--- Coordinate annotation listing ---
# # # #
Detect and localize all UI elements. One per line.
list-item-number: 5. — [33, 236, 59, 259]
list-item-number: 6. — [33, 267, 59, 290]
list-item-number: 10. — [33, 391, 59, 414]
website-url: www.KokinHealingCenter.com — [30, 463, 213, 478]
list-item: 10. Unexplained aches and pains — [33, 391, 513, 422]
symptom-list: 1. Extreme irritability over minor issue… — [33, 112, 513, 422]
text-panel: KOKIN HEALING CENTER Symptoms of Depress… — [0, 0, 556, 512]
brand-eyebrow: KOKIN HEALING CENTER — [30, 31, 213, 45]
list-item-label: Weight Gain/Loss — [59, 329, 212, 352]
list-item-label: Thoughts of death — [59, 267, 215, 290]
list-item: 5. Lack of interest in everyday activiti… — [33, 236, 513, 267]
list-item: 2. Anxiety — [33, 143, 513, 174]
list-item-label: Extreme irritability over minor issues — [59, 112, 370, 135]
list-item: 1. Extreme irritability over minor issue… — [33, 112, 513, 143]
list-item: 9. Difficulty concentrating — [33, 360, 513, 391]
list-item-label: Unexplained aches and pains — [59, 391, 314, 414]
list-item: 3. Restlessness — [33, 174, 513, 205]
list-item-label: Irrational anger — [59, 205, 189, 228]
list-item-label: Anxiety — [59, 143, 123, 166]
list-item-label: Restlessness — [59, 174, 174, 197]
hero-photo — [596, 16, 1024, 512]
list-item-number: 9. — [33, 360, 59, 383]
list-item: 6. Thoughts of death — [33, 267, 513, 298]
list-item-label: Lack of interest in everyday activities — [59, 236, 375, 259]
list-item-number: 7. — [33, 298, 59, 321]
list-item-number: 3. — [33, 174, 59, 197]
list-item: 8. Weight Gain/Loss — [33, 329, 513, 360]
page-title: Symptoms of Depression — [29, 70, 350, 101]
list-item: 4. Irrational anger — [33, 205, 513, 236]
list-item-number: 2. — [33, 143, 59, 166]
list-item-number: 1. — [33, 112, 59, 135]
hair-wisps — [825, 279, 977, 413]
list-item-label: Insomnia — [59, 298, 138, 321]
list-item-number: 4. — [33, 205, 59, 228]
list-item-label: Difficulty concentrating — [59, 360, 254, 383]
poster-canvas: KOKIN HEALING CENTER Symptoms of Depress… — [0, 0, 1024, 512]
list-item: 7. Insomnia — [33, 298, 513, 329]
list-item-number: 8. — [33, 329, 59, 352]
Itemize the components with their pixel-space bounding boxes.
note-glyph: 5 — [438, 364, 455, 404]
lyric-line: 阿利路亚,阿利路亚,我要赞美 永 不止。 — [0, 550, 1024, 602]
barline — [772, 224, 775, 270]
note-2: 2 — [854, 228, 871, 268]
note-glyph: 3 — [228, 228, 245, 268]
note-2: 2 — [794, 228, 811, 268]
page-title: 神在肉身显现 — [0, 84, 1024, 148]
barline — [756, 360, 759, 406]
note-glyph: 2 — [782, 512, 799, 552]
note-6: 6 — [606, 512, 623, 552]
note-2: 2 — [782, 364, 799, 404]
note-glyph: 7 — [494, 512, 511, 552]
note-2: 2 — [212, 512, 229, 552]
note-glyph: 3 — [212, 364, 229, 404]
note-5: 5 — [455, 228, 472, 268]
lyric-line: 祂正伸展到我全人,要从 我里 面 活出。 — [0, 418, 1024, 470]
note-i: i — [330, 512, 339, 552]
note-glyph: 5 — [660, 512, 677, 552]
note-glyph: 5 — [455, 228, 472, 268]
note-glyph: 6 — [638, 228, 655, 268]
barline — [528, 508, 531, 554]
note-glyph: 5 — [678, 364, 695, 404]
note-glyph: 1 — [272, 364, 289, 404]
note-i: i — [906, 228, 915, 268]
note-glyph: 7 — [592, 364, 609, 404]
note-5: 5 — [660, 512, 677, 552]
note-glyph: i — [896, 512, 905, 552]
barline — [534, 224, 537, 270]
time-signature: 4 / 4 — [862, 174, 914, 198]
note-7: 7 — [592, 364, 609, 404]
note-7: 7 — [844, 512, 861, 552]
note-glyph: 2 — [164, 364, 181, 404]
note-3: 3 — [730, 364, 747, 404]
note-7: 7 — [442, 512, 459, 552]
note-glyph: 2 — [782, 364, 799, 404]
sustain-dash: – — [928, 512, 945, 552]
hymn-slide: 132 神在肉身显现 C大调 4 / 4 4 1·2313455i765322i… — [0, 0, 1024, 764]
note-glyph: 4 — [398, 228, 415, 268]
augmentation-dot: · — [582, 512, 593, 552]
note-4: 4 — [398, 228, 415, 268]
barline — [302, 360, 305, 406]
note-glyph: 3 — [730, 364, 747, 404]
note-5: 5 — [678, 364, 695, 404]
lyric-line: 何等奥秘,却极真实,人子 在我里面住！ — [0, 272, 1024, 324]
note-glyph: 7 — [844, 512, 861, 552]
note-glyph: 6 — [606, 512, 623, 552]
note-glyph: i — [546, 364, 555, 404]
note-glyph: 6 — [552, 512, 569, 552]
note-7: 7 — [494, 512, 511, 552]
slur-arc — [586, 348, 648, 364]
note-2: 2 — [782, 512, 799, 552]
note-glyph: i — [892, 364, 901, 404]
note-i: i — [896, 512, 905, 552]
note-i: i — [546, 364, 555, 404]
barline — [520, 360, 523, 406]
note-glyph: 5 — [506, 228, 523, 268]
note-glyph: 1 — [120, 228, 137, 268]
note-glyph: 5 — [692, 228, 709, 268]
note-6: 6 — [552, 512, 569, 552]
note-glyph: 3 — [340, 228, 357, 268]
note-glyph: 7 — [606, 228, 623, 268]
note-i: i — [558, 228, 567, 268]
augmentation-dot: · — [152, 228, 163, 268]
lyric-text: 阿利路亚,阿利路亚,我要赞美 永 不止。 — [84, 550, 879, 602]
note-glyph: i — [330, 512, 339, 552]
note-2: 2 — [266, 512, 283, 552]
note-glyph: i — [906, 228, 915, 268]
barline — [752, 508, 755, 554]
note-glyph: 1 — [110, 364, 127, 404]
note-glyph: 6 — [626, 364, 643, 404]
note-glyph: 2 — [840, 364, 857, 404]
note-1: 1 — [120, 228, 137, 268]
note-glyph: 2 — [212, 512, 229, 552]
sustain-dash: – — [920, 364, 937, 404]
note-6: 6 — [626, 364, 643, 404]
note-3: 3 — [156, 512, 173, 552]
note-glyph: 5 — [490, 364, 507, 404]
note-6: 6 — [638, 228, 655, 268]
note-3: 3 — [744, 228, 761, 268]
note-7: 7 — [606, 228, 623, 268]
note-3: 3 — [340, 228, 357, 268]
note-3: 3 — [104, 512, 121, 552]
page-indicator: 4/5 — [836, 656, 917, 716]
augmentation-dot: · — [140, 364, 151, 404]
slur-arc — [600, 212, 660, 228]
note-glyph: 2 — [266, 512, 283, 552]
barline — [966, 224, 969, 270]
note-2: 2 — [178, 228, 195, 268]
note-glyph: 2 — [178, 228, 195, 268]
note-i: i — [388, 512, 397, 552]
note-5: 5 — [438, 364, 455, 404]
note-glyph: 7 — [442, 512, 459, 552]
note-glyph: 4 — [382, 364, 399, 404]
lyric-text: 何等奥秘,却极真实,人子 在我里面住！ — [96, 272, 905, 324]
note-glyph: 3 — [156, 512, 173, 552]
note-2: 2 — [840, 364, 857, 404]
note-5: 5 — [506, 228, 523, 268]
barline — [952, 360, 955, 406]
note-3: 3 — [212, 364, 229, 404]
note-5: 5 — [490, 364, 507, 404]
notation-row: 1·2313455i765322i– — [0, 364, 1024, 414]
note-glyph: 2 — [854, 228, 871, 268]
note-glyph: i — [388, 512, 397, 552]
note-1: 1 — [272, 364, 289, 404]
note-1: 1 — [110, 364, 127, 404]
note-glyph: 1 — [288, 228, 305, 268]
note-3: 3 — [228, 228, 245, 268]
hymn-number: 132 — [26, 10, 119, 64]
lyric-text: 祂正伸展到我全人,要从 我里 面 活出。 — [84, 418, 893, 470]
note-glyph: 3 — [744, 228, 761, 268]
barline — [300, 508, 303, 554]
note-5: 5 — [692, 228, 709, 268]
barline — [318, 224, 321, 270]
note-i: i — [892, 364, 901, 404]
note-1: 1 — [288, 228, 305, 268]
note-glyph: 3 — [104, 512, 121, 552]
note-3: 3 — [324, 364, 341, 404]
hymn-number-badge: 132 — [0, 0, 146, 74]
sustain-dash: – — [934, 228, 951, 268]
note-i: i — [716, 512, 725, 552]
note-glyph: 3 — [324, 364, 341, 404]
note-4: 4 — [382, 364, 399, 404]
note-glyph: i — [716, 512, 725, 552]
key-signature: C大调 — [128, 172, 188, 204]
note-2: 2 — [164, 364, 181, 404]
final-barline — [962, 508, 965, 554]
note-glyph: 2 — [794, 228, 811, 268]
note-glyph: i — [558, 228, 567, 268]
# # # #
--- PROMPT ---
In the listing above, how many lines contain the word "Thoughts"? Give only the number.

--- EXPECTED ANSWER ---
2